* _Task to complete_: Look through the material below for "assignee". Copy every line that contains it.

* _Records for the task_:
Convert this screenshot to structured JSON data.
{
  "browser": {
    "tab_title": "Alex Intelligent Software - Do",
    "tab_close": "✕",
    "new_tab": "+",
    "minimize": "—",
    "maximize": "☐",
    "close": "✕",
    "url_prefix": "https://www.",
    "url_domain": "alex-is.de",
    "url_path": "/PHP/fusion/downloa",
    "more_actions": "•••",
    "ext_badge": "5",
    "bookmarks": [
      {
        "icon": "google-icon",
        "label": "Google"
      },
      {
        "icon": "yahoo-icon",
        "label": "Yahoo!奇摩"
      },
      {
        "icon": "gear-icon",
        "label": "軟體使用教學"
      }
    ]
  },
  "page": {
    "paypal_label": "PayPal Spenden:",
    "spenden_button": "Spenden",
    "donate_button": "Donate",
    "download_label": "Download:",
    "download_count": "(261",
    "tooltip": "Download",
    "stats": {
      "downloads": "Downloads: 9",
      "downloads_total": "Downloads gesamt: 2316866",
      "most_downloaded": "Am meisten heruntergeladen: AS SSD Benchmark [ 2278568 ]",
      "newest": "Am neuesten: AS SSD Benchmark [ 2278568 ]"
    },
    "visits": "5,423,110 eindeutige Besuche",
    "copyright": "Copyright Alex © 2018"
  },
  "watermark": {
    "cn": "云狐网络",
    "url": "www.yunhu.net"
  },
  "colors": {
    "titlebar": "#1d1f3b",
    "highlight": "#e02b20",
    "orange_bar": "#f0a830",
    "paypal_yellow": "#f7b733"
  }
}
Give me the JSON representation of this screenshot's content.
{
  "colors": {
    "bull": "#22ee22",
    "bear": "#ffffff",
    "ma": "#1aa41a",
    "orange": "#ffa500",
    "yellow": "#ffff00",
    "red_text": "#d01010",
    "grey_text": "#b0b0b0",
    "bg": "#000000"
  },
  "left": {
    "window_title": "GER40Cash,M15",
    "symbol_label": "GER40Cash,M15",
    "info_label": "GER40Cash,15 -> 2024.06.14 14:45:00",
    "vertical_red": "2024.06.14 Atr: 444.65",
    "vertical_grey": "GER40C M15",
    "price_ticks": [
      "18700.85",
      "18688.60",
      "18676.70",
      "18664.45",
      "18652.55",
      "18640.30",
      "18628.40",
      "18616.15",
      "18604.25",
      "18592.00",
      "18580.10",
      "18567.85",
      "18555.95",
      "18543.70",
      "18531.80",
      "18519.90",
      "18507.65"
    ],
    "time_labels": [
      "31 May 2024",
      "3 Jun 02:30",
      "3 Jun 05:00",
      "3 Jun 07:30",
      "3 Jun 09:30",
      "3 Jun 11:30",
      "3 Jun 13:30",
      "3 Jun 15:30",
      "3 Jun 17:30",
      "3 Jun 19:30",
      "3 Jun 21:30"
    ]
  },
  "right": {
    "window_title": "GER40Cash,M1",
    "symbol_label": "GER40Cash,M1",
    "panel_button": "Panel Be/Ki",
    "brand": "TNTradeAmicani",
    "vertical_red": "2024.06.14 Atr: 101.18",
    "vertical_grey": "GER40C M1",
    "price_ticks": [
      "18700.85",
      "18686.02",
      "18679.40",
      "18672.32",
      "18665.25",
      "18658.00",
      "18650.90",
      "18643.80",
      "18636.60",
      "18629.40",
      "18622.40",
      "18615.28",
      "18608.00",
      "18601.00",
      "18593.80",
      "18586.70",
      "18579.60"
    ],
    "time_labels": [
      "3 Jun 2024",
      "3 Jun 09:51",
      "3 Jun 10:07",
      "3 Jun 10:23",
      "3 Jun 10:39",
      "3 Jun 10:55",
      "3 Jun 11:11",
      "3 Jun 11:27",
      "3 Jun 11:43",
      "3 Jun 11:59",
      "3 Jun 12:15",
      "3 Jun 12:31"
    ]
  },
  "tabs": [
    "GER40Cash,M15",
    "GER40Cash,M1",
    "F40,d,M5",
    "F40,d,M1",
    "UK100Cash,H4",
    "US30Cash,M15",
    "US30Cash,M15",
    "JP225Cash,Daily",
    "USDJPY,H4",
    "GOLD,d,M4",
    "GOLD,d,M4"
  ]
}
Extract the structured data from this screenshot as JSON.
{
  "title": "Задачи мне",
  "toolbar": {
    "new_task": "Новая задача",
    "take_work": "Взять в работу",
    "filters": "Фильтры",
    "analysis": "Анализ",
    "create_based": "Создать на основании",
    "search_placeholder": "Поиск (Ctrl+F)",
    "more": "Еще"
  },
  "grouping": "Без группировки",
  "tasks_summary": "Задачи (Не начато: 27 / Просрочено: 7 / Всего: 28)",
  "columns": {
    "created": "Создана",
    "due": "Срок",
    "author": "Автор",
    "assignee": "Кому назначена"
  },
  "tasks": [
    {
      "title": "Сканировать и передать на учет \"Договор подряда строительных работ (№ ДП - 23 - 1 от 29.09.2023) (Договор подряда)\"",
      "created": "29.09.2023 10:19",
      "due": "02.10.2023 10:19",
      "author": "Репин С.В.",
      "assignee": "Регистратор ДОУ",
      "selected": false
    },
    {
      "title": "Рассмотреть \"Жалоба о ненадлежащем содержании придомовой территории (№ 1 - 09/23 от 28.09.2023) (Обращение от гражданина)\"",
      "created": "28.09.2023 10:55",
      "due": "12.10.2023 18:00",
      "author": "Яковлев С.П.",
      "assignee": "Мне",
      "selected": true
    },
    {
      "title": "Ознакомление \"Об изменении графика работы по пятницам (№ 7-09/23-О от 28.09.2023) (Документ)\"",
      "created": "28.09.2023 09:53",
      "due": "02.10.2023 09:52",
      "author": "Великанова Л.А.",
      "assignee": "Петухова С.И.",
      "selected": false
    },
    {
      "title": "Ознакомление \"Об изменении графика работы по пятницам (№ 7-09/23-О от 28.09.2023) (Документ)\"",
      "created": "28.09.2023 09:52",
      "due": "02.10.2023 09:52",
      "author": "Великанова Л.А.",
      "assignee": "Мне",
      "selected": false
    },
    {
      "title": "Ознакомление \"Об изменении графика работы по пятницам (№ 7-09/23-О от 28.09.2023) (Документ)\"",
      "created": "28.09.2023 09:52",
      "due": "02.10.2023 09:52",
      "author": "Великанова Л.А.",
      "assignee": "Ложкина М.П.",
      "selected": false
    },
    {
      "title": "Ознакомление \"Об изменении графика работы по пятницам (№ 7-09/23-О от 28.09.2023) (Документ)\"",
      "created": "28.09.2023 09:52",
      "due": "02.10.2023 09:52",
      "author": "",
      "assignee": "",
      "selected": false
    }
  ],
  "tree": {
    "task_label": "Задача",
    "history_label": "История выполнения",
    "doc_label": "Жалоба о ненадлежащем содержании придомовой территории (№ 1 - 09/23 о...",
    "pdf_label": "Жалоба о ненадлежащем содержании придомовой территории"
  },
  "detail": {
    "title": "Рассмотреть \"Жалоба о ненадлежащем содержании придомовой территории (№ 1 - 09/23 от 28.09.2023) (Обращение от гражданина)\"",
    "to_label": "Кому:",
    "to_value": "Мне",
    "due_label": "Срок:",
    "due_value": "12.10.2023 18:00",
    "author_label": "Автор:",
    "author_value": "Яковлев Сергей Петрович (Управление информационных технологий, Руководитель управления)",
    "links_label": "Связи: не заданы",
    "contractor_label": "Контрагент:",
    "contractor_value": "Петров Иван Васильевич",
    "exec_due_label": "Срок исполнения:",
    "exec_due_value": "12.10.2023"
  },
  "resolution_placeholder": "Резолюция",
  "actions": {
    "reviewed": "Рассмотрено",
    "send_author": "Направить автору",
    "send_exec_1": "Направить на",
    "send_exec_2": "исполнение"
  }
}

* _Task response_:
    "assignee": "Кому назначена"
      "assignee": "Регистратор ДОУ",
      "assignee": "Мне",
      "assignee": "Петухова С.И.",
      "assignee": "Мне",
      "assignee": "Ложкина М.П.",
      "assignee": "",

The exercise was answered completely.